WHAT THIS TASK INVOLVES -> Nothing but the lines from the one containing "Serialize everything readable" to the end of the data should be returned, each exactly as written.

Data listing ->
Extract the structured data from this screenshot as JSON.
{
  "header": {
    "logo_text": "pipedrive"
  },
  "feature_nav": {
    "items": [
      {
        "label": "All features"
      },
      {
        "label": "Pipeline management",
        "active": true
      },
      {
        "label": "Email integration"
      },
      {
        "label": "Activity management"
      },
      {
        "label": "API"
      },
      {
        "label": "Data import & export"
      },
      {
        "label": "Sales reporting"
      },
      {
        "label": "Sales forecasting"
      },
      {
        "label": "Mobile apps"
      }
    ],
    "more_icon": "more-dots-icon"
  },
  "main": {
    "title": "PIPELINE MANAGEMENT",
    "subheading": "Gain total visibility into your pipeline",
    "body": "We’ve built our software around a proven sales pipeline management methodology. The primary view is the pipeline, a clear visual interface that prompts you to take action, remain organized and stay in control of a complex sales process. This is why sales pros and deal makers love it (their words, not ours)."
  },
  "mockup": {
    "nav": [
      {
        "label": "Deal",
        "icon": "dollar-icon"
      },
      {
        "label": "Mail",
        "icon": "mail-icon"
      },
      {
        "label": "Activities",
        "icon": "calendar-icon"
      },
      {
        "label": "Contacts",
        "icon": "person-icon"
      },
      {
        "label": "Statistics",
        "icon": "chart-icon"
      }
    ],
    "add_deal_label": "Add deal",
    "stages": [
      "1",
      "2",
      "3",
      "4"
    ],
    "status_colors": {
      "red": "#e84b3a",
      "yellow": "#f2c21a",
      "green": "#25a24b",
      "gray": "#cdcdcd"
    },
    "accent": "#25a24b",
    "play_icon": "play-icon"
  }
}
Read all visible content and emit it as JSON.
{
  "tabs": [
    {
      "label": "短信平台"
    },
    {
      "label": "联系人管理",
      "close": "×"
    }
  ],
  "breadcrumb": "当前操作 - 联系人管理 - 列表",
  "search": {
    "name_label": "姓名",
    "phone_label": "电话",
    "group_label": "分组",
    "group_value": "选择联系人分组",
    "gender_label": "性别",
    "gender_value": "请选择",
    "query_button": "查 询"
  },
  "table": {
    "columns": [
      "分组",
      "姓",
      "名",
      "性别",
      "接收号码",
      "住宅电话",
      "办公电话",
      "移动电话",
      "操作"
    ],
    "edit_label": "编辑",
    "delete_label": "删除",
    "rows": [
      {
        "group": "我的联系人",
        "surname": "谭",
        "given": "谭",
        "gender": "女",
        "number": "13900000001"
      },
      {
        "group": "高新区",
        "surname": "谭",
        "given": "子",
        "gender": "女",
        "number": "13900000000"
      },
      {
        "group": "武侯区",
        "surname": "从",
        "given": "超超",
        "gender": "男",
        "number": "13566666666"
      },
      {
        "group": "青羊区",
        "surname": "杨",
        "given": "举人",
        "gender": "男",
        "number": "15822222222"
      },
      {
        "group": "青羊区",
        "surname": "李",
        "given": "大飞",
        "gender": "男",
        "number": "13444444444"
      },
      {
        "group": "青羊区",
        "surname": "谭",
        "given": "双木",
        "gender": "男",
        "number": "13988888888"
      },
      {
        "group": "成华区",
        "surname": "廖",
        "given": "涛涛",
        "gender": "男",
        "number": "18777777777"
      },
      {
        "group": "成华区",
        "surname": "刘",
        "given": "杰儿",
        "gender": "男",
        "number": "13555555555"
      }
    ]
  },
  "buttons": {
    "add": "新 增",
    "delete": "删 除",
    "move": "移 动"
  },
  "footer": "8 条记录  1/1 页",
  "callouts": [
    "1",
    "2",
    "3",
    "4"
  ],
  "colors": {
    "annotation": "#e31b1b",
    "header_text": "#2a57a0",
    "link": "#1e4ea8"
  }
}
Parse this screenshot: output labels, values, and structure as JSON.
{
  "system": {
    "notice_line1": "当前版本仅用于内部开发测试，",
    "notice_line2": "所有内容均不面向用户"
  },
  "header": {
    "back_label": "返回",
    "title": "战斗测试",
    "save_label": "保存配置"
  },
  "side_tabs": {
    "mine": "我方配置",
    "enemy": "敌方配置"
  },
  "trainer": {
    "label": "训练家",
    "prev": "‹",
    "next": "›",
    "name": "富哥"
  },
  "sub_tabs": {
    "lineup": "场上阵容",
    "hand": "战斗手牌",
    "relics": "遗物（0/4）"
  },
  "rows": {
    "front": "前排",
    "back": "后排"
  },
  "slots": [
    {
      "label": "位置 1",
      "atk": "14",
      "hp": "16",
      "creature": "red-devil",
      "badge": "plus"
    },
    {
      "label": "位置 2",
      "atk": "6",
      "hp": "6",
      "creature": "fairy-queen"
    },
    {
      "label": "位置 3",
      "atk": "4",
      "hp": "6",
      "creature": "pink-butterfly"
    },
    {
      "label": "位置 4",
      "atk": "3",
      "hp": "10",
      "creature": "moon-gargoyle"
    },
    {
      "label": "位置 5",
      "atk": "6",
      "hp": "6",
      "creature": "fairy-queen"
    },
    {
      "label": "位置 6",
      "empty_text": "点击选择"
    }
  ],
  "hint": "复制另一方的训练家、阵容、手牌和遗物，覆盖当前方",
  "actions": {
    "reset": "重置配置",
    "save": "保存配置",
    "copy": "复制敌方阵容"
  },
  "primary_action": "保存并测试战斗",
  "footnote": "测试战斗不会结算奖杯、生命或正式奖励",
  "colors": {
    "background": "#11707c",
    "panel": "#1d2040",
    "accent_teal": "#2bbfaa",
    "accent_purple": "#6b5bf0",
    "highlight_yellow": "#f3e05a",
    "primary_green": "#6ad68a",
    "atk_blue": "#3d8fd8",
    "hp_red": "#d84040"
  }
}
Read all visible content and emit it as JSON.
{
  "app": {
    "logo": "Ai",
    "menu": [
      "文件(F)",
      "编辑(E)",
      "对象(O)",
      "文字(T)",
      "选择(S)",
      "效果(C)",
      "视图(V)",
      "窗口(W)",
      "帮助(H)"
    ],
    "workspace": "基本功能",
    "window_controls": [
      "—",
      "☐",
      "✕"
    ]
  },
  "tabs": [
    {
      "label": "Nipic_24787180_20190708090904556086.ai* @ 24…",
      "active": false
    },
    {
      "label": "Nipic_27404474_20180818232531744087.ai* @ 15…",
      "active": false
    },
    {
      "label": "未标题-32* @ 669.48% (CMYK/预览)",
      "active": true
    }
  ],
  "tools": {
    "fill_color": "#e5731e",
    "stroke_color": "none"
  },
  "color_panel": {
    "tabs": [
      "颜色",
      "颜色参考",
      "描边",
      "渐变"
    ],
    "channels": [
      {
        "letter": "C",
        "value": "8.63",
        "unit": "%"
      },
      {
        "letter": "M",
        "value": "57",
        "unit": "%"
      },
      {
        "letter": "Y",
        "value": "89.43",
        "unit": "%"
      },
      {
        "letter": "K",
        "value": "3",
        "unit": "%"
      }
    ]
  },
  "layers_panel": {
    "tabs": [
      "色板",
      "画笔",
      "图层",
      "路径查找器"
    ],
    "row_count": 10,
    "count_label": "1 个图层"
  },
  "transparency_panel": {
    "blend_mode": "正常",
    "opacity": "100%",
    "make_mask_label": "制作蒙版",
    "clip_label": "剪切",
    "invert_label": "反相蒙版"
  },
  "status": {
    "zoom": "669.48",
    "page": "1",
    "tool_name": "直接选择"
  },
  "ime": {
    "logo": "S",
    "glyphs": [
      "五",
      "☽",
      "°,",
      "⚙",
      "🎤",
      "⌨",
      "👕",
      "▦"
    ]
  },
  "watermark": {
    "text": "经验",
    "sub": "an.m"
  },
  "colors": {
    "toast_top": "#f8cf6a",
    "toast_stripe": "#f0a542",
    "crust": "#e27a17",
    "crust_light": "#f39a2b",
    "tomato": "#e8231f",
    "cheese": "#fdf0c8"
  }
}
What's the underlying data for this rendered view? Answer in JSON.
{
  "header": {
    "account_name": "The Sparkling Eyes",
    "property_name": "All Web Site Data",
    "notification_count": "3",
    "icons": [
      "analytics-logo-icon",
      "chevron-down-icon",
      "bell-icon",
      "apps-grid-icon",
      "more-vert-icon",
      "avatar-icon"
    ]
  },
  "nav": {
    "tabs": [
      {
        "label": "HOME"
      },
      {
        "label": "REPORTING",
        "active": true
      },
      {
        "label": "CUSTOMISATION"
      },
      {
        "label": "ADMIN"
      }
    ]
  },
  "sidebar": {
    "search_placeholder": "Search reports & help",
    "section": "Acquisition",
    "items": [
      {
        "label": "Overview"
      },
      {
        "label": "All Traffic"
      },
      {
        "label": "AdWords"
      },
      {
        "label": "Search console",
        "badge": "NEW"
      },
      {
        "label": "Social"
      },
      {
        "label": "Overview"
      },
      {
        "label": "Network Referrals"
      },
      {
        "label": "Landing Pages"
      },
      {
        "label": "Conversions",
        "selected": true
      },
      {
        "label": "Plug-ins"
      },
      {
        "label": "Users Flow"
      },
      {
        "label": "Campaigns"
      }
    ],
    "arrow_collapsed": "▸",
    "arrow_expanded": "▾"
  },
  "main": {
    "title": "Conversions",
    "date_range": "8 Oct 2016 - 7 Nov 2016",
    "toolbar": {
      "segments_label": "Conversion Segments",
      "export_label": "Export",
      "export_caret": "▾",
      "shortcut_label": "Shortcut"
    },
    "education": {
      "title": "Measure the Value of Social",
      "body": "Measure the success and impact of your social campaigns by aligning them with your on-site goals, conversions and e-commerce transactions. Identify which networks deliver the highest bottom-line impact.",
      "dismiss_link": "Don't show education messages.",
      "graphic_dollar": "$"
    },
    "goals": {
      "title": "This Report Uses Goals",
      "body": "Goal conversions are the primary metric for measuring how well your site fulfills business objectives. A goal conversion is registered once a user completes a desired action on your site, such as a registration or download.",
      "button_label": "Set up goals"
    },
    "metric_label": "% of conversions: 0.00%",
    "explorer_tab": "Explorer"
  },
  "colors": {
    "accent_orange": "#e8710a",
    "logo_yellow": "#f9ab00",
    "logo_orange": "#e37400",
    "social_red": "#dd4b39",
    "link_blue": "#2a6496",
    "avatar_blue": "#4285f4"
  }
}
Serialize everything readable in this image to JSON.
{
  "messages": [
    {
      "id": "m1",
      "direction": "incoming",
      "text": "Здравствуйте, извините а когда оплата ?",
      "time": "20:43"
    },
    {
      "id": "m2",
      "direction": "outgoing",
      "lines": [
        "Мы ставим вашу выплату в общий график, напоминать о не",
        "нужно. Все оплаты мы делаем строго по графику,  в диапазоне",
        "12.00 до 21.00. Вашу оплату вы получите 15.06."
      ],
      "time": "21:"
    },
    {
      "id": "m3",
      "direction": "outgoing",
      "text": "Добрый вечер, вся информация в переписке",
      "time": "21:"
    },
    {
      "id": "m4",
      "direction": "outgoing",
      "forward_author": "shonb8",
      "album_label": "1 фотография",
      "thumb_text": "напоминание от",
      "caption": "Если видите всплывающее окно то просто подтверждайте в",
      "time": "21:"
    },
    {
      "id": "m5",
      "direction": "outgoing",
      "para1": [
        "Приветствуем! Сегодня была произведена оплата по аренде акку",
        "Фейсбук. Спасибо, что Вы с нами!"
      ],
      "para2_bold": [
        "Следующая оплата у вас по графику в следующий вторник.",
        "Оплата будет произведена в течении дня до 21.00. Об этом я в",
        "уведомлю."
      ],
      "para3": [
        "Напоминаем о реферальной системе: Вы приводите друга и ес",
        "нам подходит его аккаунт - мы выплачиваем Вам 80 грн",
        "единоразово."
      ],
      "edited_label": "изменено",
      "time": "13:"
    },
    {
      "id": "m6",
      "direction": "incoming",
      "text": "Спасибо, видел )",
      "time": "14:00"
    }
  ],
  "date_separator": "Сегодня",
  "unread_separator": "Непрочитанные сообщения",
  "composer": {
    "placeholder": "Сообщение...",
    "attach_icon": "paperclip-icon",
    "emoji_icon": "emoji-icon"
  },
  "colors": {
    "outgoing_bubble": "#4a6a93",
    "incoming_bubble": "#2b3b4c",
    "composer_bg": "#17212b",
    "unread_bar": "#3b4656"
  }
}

COMPLETE OUTPUT ->
Serialize everything readable in this image to JSON.
{
  "messages": [
    {
      "id": "m1",
      "direction": "incoming",
      "text": "Здравствуйте, извините а когда оплата ?",
      "time": "20:43"
    },
    {
      "id": "m2",
      "direction": "outgoing",
      "lines": [
        "Мы ставим вашу выплату в общий график, напоминать о не",
        "нужно. Все оплаты мы делаем строго по графику,  в диапазоне",
        "12.00 до 21.00. Вашу оплату вы получите 15.06."
      ],
      "time": "21:"
    },
    {
      "id": "m3",
      "direction": "outgoing",
      "text": "Добрый вечер, вся информация в переписке",
      "time": "21:"
    },
    {
      "id": "m4",
      "direction": "outgoing",
      "forward_author": "shonb8",
      "album_label": "1 фотография",
      "thumb_text": "напоминание от",
      "caption": "Если видите всплывающее окно то просто подтверждайте в",
      "time": "21:"
    },
    {
      "id": "m5",
      "direction": "outgoing",
      "para1": [
        "Приветствуем! Сегодня была произведена оплата по аренде акку",
        "Фейсбук. Спасибо, что Вы с нами!"
      ],
      "para2_bold": [
        "Следующая оплата у вас по графику в следующий вторник.",
        "Оплата будет произведена в течении дня до 21.00. Об этом я в",
        "уведомлю."
      ],
      "para3": [
        "Напоминаем о реферальной системе: Вы приводите друга и ес",
        "нам подходит его аккаунт - мы выплачиваем Вам 80 грн",
        "единоразово."
      ],
      "edited_label": "изменено",
      "time": "13:"
    },
    {
      "id": "m6",
      "direction": "incoming",
      "text": "Спасибо, видел )",
      "time": "14:00"
    }
  ],
  "date_separator": "Сегодня",
  "unread_separator": "Непрочитанные сообщения",
  "composer": {
    "placeholder": "Сообщение...",
    "attach_icon": "paperclip-icon",
    "emoji_icon": "emoji-icon"
  },
  "colors": {
    "outgoing_bubble": "#4a6a93",
    "incoming_bubble": "#2b3b4c",
    "composer_bg": "#17212b",
    "unread_bar": "#3b4656"
  }
}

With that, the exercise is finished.